**Work to complete:**
Your answer should be one number: how many lines of the data include the string "Filter"?

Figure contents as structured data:
+++

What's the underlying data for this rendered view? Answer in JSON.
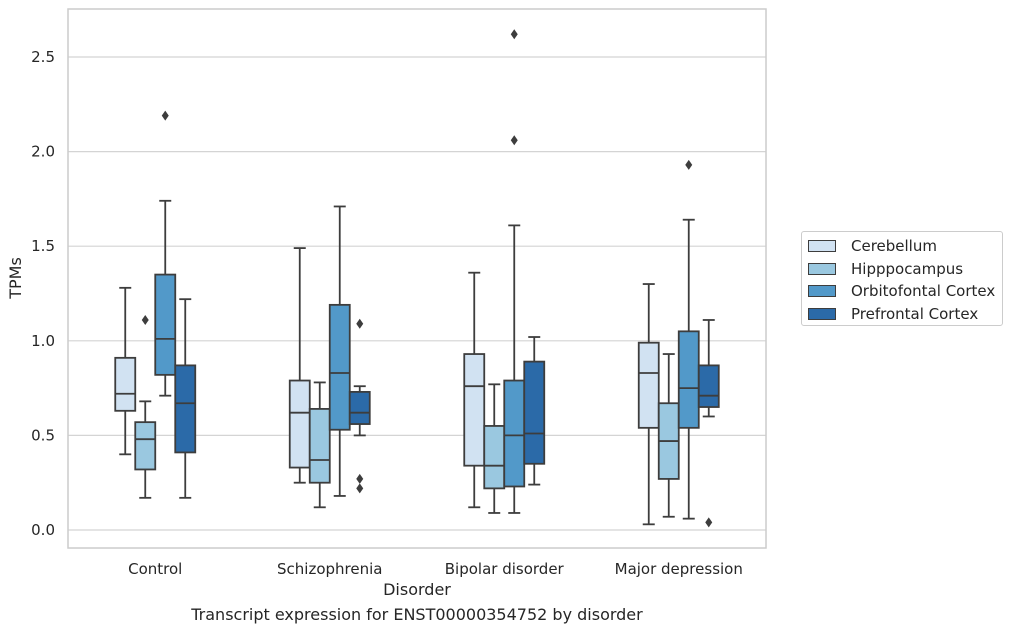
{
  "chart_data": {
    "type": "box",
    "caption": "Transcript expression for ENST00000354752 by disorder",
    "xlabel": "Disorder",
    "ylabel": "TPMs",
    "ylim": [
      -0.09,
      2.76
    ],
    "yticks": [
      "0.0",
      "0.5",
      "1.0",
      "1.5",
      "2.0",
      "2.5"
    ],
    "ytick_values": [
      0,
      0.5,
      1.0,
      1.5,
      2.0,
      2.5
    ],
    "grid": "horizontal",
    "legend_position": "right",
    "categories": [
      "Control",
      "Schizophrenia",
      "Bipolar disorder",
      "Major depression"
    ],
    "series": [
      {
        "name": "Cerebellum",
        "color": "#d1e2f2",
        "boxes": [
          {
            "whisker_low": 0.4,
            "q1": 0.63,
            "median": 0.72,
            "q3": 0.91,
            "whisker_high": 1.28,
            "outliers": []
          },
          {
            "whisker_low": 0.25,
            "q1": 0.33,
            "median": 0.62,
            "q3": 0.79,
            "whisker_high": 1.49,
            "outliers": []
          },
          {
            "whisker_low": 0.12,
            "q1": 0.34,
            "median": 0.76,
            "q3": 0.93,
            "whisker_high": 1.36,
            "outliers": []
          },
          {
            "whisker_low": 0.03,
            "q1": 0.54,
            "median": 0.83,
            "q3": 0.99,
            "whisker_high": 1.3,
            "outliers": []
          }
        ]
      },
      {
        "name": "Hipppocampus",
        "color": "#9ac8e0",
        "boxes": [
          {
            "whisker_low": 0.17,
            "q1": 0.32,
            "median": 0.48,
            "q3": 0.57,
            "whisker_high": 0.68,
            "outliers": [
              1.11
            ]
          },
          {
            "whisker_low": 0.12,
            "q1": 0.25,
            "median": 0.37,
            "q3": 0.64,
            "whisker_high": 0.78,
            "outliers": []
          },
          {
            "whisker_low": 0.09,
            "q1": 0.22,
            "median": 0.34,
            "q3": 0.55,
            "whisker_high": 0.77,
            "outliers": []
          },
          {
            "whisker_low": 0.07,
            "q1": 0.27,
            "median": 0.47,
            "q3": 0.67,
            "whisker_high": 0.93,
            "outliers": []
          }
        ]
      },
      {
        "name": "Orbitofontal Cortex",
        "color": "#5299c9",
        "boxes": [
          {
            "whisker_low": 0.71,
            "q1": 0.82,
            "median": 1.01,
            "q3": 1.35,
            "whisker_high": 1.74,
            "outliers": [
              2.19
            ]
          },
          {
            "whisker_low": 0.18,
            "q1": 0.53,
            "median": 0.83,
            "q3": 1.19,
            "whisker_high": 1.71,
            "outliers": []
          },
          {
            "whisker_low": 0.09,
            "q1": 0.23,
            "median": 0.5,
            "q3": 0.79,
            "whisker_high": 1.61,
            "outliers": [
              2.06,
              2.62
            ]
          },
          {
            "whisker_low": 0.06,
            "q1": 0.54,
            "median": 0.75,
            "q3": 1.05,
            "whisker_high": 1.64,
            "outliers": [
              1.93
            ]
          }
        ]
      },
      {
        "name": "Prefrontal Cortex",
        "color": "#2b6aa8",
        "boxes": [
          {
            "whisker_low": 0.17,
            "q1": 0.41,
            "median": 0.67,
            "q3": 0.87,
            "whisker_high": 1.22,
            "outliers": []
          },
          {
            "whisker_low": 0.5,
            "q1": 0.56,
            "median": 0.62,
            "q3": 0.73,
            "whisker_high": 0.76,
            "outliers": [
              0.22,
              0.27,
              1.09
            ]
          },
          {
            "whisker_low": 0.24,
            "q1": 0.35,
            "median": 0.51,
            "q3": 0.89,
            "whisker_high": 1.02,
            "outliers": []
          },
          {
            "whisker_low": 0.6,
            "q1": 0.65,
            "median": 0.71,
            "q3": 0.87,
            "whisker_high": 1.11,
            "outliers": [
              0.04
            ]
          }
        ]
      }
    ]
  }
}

+++

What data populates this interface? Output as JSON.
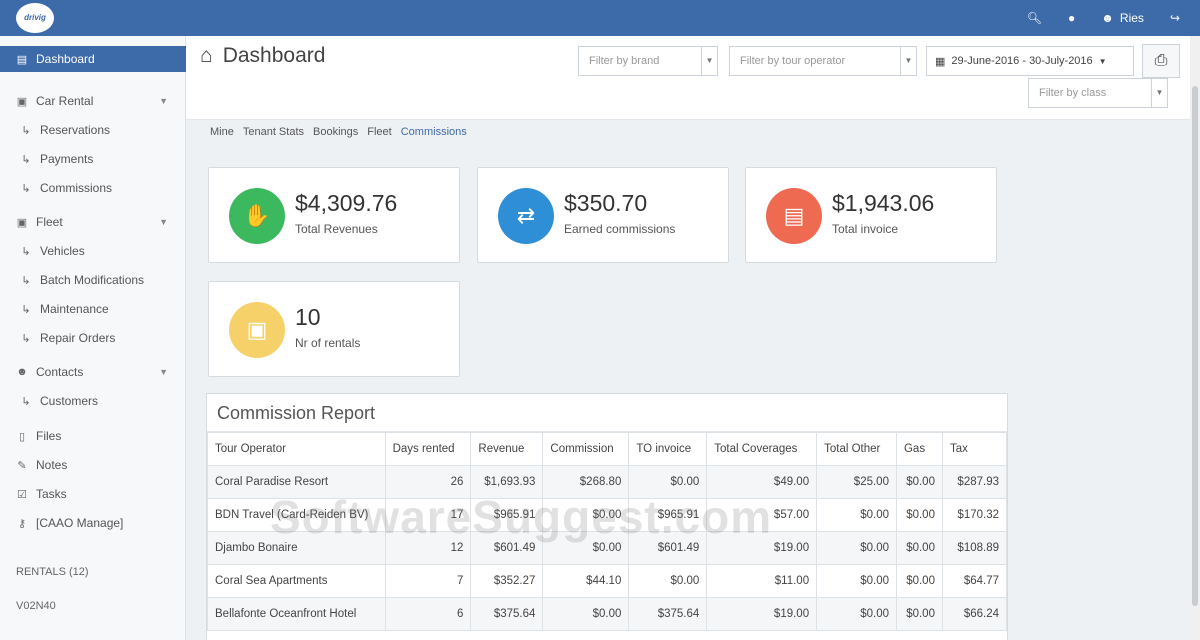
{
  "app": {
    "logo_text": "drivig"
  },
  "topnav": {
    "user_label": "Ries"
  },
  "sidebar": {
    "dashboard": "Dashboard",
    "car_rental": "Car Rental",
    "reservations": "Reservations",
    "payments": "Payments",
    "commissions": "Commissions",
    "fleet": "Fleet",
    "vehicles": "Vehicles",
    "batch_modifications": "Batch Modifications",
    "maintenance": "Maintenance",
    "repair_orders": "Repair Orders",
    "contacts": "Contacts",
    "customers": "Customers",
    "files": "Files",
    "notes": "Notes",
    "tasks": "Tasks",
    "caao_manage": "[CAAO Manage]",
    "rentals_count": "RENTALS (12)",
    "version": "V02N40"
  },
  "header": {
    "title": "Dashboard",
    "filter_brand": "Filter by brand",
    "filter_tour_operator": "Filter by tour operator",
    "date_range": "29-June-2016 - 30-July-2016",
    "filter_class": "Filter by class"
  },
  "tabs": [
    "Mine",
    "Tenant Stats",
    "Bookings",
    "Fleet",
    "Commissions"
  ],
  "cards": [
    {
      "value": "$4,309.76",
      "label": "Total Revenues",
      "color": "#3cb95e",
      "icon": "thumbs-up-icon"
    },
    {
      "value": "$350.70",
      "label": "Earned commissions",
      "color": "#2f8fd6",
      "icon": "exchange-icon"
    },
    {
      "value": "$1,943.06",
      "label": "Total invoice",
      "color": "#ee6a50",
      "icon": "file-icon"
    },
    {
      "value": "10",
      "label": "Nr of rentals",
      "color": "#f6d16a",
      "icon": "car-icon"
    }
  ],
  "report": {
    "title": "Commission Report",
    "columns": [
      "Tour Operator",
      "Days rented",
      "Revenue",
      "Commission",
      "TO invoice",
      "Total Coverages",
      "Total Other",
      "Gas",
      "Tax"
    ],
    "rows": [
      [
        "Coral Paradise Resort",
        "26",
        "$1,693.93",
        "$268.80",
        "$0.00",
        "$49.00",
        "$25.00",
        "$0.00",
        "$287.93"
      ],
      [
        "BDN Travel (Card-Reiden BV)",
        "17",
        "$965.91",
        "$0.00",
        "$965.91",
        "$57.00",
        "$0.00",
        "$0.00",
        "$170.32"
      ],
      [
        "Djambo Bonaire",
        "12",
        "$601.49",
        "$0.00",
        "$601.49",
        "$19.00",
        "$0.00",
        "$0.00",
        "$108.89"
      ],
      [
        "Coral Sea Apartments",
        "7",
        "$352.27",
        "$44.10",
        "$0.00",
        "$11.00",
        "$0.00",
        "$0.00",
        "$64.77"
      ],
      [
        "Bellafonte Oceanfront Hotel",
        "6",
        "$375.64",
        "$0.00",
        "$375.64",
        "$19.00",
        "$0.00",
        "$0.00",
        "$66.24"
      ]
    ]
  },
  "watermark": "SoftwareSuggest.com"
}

+++

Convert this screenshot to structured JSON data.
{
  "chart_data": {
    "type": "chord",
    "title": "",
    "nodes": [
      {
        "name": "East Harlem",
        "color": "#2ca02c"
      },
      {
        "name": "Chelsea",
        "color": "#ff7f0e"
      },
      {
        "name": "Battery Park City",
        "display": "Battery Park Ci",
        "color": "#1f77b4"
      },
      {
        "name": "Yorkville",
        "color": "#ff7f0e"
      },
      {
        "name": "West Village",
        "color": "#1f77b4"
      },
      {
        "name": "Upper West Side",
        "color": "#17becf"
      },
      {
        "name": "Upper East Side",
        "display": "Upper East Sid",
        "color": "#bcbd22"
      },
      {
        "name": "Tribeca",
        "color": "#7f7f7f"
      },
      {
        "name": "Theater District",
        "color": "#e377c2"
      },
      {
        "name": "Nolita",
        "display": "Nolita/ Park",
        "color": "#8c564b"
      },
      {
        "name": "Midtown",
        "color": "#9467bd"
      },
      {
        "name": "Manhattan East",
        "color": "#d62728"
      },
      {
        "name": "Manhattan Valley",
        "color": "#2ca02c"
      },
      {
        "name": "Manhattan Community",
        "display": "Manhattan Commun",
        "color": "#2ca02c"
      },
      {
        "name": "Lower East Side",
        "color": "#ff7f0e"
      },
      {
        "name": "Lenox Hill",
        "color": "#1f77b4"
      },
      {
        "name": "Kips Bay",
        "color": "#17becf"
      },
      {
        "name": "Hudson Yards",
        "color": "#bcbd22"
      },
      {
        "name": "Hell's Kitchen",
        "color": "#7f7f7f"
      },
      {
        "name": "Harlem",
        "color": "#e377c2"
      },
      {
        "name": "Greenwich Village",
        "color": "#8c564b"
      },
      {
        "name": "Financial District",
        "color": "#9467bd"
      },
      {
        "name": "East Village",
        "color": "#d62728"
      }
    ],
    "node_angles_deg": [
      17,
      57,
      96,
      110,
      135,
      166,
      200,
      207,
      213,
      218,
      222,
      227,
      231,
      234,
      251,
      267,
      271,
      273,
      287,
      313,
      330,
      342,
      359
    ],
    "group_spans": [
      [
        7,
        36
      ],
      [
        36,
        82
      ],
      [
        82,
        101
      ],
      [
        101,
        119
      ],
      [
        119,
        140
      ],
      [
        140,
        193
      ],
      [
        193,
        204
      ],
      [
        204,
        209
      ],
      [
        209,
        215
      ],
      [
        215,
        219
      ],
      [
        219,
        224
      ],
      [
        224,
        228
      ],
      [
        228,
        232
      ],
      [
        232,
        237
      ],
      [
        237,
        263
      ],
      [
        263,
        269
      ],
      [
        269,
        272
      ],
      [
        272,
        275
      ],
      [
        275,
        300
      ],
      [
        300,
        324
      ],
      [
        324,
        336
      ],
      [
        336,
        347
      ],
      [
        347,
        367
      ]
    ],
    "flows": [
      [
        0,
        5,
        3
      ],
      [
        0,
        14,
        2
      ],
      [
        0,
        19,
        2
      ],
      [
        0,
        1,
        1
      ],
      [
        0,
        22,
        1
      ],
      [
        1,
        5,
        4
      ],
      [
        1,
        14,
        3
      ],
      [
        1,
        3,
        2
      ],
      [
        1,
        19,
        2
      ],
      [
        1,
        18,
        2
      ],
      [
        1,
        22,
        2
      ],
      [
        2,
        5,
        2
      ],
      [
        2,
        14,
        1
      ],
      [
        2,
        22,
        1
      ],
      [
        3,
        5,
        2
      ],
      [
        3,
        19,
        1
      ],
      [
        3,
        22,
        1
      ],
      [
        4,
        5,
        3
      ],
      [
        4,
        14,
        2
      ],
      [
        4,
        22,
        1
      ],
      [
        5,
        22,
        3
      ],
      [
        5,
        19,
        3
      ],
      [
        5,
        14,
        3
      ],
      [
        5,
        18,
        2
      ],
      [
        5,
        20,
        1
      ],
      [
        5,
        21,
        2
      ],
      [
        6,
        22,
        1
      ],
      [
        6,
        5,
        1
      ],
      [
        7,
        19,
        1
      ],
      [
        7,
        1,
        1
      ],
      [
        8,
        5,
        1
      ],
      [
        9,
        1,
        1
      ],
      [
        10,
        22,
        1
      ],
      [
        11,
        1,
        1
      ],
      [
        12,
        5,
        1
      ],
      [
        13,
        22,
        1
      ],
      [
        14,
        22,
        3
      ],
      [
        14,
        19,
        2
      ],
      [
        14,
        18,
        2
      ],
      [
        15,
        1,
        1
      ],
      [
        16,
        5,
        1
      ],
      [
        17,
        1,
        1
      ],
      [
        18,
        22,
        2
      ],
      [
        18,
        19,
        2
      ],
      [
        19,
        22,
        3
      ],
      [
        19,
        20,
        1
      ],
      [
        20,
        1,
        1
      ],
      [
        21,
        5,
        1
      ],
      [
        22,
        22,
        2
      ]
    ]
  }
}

+++

**Task response:**
3